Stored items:
__________

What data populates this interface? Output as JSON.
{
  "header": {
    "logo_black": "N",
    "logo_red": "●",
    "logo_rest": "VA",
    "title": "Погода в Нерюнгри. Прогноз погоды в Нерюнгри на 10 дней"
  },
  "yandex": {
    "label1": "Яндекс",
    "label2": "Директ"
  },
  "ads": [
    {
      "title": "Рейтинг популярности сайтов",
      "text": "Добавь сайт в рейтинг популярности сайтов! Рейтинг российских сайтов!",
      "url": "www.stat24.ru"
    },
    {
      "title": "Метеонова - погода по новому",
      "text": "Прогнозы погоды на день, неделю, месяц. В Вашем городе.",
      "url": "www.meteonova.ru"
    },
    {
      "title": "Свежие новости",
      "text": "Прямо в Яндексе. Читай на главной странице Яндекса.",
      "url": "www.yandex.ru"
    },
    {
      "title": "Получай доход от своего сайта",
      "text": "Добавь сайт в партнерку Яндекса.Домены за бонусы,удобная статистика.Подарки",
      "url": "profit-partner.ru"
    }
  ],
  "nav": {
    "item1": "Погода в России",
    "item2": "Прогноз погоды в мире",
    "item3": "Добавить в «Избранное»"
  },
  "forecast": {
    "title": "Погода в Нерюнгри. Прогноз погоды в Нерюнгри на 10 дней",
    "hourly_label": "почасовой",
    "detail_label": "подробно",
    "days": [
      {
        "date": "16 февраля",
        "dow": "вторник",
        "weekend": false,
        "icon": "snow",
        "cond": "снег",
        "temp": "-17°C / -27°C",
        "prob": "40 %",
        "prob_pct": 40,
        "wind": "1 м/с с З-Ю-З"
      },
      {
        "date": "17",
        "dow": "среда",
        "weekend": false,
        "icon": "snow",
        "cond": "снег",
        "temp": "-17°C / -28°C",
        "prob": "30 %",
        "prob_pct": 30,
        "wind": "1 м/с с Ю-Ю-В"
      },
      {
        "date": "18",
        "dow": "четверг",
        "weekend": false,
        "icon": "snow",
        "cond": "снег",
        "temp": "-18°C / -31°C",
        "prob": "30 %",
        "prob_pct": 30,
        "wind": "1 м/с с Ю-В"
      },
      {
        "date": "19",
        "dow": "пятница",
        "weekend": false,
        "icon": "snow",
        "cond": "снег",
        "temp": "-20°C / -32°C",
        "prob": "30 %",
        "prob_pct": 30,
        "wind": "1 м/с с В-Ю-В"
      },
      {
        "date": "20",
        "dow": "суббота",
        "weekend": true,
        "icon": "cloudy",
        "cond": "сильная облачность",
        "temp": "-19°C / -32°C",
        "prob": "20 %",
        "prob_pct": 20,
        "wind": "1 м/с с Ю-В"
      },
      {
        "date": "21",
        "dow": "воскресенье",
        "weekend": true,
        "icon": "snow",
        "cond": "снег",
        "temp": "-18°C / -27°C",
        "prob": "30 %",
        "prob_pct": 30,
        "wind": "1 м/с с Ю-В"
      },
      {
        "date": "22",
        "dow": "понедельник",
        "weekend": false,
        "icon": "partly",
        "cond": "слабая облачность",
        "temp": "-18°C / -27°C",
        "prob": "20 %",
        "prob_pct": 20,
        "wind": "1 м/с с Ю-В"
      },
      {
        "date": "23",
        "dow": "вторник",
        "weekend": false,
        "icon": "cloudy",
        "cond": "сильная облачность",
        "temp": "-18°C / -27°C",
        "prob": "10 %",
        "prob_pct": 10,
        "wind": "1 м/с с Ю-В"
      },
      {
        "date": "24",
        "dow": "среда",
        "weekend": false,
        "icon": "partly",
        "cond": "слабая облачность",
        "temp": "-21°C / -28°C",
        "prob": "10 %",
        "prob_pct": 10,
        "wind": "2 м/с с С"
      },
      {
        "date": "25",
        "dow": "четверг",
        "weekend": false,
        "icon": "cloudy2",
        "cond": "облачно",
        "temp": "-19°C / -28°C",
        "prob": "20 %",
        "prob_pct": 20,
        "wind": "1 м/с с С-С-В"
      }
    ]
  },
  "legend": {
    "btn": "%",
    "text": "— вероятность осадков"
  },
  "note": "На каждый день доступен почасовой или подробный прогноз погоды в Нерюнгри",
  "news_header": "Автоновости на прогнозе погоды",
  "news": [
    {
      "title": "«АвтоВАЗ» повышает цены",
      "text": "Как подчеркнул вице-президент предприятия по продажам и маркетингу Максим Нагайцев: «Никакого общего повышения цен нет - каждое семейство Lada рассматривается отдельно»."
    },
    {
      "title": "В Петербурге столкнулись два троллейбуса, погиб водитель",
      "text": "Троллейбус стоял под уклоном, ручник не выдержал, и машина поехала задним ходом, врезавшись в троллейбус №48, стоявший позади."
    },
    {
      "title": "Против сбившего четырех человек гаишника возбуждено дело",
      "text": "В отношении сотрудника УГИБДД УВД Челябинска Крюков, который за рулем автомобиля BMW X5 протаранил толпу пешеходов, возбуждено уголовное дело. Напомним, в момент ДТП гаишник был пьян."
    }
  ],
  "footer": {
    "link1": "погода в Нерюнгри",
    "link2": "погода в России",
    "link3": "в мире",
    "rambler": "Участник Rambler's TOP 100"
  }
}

__________

Retype the entries exactly, including every line.

What data populates this interface? Output as JSON.
{
  "header": {
    "logo_black": "N",
    "logo_red": "●",
    "logo_rest": "VA",
    "title": "Погода в Нерюнгри. Прогноз погоды в Нерюнгри на 10 дней"
  },
  "yandex": {
    "label1": "Яндекс",
    "label2": "Директ"
  },
  "ads": [
    {
      "title": "Рейтинг популярности сайтов",
      "text": "Добавь сайт в рейтинг популярности сайтов! Рейтинг российских сайтов!",
      "url": "www.stat24.ru"
    },
    {
      "title": "Метеонова - погода по новому",
      "text": "Прогнозы погоды на день, неделю, месяц. В Вашем городе.",
      "url": "www.meteonova.ru"
    },
    {
      "title": "Свежие новости",
      "text": "Прямо в Яндексе. Читай на главной странице Яндекса.",
      "url": "www.yandex.ru"
    },
    {
      "title": "Получай доход от своего сайта",
      "text": "Добавь сайт в партнерку Яндекса.Домены за бонусы,удобная статистика.Подарки",
      "url": "profit-partner.ru"
    }
  ],
  "nav": {
    "item1": "Погода в России",
    "item2": "Прогноз погоды в мире",
    "item3": "Добавить в «Избранное»"
  },
  "forecast": {
    "title": "Погода в Нерюнгри. Прогноз погоды в Нерюнгри на 10 дней",
    "hourly_label": "почасовой",
    "detail_label": "подробно",
    "days": [
      {
        "date": "16 февраля",
        "dow": "вторник",
        "weekend": false,
        "icon": "snow",
        "cond": "снег",
        "temp": "-17°C / -27°C",
        "prob": "40 %",
        "prob_pct": 40,
        "wind": "1 м/с с З-Ю-З"
      },
      {
        "date": "17",
        "dow": "среда",
        "weekend": false,
        "icon": "snow",
        "cond": "снег",
        "temp": "-17°C / -28°C",
        "prob": "30 %",
        "prob_pct": 30,
        "wind": "1 м/с с Ю-Ю-В"
      },
      {
        "date": "18",
        "dow": "четверг",
        "weekend": false,
        "icon": "snow",
        "cond": "снег",
        "temp": "-18°C / -31°C",
        "prob": "30 %",
        "prob_pct": 30,
        "wind": "1 м/с с Ю-В"
      },
      {
        "date": "19",
        "dow": "пятница",
        "weekend": false,
        "icon": "snow",
        "cond": "снег",
        "temp": "-20°C / -32°C",
        "prob": "30 %",
        "prob_pct": 30,
        "wind": "1 м/с с В-Ю-В"
      },
      {
        "date": "20",
        "dow": "суббота",
        "weekend": true,
        "icon": "cloudy",
        "cond": "сильная облачность",
        "temp": "-19°C / -32°C",
        "prob": "20 %",
        "prob_pct": 20,
        "wind": "1 м/с с Ю-В"
      },
      {
        "date": "21",
        "dow": "воскресенье",
        "weekend": true,
        "icon": "snow",
        "cond": "снег",
        "temp": "-18°C / -27°C",
        "prob": "30 %",
        "prob_pct": 30,
        "wind": "1 м/с с Ю-В"
      },
      {
        "date": "22",
        "dow": "понедельник",
        "weekend": false,
        "icon": "partly",
        "cond": "слабая облачность",
        "temp": "-18°C / -27°C",
        "prob": "20 %",
        "prob_pct": 20,
        "wind": "1 м/с с Ю-В"
      },
      {
        "date": "23",
        "dow": "вторник",
        "weekend": false,
        "icon": "cloudy",
        "cond": "сильная облачность",
        "temp": "-18°C / -27°C",
        "prob": "10 %",
        "prob_pct": 10,
        "wind": "1 м/с с Ю-В"
      },
      {
        "date": "24",
        "dow": "среда",
        "weekend": false,
        "icon": "partly",
        "cond": "слабая облачность",
        "temp": "-21°C / -28°C",
        "prob": "10 %",
        "prob_pct": 10,
        "wind": "2 м/с с С"
      },
      {
        "date": "25",
        "dow": "четверг",
        "weekend": false,
        "icon": "cloudy2",
        "cond": "облачно",
        "temp": "-19°C / -28°C",
        "prob": "20 %",
        "prob_pct": 20,
        "wind": "1 м/с с С-С-В"
      }
    ]
  },
  "legend": {
    "btn": "%",
    "text": "— вероятность осадков"
  },
  "note": "На каждый день доступен почасовой или подробный прогноз погоды в Нерюнгри",
  "news_header": "Автоновости на прогнозе погоды",
  "news": [
    {
      "title": "«АвтоВАЗ» повышает цены",
      "text": "Как подчеркнул вице-президент предприятия по продажам и маркетингу Максим Нагайцев: «Никакого общего повышения цен нет - каждое семейство Lada рассматривается отдельно»."
    },
    {
      "title": "В Петербурге столкнулись два троллейбуса, погиб водитель",
      "text": "Троллейбус стоял под уклоном, ручник не выдержал, и машина поехала задним ходом, врезавшись в троллейбус №48, стоявший позади."
    },
    {
      "title": "Против сбившего четырех человек гаишника возбуждено дело",
      "text": "В отношении сотрудника УГИБДД УВД Челябинска Крюков, который за рулем автомобиля BMW X5 протаранил толпу пешеходов, возбуждено уголовное дело. Напомним, в момент ДТП гаишник был пьян."
    }
  ],
  "footer": {
    "link1": "погода в Нерюнгри",
    "link2": "погода в России",
    "link3": "в мире",
    "rambler": "Участник Rambler's TOP 100"
  }
}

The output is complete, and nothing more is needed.